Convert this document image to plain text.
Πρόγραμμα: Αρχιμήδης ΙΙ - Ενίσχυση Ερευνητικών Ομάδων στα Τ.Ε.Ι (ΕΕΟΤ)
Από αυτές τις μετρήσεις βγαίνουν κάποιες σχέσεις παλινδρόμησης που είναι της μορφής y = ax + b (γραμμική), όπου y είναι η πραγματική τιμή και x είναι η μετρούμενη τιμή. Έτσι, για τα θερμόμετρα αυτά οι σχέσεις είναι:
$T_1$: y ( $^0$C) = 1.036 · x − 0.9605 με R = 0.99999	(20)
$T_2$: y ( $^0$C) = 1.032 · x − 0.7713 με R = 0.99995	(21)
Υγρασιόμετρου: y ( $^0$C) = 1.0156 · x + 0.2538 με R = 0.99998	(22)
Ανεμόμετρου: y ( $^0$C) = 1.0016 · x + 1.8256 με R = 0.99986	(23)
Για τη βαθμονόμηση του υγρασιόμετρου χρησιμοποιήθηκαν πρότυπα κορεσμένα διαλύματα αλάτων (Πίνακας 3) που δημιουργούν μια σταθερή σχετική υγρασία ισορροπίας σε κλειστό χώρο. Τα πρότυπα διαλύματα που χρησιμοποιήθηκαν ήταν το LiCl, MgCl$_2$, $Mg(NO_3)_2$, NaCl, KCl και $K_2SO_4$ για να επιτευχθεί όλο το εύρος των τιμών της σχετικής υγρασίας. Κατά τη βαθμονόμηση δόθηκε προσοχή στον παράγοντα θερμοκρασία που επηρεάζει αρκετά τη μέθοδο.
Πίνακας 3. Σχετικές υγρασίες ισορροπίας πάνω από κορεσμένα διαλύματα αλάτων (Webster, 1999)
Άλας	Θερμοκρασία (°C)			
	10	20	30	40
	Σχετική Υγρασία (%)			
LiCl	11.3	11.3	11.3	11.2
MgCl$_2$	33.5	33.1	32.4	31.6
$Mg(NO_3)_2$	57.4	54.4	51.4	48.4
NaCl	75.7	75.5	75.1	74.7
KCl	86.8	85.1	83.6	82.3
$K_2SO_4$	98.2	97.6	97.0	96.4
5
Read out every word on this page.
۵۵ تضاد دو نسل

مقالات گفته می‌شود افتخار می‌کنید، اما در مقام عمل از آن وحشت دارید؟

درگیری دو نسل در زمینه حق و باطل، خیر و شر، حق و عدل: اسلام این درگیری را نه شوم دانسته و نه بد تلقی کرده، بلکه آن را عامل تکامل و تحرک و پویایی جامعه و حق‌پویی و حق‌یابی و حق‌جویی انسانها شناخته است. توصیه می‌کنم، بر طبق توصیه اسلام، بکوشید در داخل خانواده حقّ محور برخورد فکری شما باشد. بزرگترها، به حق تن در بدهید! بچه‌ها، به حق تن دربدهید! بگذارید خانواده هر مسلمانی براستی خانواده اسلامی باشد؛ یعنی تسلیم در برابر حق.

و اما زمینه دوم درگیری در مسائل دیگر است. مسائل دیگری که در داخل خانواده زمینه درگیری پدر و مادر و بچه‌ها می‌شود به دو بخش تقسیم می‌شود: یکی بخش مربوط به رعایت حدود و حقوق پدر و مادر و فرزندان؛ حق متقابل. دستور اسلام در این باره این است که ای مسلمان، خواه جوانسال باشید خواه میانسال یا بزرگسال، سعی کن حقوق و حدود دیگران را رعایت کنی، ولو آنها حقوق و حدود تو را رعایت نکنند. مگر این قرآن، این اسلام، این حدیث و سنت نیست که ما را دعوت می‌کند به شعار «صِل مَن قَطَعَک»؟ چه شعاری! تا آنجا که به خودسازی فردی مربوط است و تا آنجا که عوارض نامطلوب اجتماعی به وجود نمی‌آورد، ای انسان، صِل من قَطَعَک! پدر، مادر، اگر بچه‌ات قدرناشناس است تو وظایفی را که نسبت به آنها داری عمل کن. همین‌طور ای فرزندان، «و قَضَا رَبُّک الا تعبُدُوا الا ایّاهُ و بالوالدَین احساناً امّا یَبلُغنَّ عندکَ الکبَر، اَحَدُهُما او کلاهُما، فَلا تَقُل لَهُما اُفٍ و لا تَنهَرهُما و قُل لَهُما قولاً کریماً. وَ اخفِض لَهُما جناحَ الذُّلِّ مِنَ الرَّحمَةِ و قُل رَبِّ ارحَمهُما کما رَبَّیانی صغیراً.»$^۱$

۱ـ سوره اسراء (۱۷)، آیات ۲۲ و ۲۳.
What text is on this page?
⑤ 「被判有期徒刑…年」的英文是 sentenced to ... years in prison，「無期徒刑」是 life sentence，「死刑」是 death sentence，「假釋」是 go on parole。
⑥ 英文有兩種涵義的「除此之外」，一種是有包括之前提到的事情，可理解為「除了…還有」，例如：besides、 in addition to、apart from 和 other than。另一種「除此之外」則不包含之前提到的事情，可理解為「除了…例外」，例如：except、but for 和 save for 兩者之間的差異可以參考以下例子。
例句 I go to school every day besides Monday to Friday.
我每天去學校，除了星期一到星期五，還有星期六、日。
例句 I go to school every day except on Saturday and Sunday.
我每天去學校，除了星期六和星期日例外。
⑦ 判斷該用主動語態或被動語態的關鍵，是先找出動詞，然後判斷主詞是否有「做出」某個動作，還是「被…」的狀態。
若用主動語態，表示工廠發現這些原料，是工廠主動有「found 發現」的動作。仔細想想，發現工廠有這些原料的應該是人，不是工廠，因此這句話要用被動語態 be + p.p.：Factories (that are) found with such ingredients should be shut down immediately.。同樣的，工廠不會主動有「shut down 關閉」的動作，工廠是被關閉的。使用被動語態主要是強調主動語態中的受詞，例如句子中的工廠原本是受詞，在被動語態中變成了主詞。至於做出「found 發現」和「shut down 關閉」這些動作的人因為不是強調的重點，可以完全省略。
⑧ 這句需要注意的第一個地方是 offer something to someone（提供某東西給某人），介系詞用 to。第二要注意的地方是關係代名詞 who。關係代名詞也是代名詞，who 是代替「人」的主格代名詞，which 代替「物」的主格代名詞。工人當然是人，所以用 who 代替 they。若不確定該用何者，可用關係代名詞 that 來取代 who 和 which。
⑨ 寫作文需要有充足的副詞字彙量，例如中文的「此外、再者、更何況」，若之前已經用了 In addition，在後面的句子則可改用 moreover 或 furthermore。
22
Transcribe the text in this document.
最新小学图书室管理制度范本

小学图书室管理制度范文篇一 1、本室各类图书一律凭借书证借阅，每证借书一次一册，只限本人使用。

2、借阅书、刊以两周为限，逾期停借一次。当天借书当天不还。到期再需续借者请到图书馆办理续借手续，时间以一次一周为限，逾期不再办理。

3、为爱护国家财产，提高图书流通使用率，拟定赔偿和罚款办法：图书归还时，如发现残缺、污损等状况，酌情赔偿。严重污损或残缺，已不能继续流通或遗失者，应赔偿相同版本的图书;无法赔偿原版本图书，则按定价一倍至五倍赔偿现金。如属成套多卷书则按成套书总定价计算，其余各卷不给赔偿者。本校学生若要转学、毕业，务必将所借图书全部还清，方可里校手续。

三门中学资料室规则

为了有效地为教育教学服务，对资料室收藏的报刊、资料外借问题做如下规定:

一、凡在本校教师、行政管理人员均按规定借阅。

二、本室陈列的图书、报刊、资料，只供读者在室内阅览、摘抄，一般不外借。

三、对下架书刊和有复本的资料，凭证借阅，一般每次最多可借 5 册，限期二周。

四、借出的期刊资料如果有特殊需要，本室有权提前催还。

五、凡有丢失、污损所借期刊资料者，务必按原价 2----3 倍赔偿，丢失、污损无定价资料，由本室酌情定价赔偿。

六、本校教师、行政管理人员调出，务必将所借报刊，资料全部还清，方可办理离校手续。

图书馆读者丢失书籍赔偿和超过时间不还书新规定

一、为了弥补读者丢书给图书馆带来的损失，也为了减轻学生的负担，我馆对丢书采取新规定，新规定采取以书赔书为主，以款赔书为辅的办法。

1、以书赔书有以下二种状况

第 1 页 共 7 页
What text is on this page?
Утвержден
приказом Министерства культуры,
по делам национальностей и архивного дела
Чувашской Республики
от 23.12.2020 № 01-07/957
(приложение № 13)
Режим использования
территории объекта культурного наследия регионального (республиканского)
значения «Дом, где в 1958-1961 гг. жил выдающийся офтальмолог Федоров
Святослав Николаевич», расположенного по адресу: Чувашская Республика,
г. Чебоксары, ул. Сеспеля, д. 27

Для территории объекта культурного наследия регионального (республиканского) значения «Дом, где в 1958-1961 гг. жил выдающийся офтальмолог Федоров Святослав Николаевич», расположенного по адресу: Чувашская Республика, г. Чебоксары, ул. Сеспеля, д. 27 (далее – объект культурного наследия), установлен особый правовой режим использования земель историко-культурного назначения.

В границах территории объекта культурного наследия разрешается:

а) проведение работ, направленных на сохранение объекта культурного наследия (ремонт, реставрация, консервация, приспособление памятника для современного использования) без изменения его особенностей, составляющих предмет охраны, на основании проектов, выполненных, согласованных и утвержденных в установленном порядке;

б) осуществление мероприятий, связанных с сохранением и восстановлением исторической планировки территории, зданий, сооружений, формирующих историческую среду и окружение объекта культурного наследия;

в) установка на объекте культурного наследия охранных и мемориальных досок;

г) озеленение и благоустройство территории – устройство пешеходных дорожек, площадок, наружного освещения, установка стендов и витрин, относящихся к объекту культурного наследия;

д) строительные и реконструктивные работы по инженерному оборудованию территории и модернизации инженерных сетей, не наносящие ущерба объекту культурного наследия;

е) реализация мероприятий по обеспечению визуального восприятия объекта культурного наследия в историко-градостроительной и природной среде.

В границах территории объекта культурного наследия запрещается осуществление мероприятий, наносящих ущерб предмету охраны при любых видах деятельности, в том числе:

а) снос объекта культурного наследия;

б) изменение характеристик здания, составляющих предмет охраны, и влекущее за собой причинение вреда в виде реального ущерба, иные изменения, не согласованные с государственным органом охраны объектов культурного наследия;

» **THE TASK**
Scan the data above and copy every line with "that" in it.

» **WRITTEN SOLUTION**
若用主動語態，表示工廠發現這些原料，是工廠主動有「found 發現」的動作。仔細想想，發現工廠有這些原料的應該是人，不是工廠，因此這句話要用被動語態 be + p.p.：Factories (that are) found with such ingredients should be shut down immediately.。同樣的，工廠不會主動有「shut down 關閉」的動作，工廠是被關閉的。使用被動語態主要是強調主動語態中的受詞，例如句子中的工廠原本是受詞，在被動語態中變成了主詞。至於做出「found 發現」和「shut down 關閉」這些動作的人因為不是強調的重點，可以完全省略。
⑧ 這句需要注意的第一個地方是 offer something to someone（提供某東西給某人），介系詞用 to。第二要注意的地方是關係代名詞 who。關係代名詞也是代名詞，who 是代替「人」的主格代名詞，which 代替「物」的主格代名詞。工人當然是人，所以用 who 代替 they。若不確定該用何者，可用關係代名詞 that 來取代 who 和 which。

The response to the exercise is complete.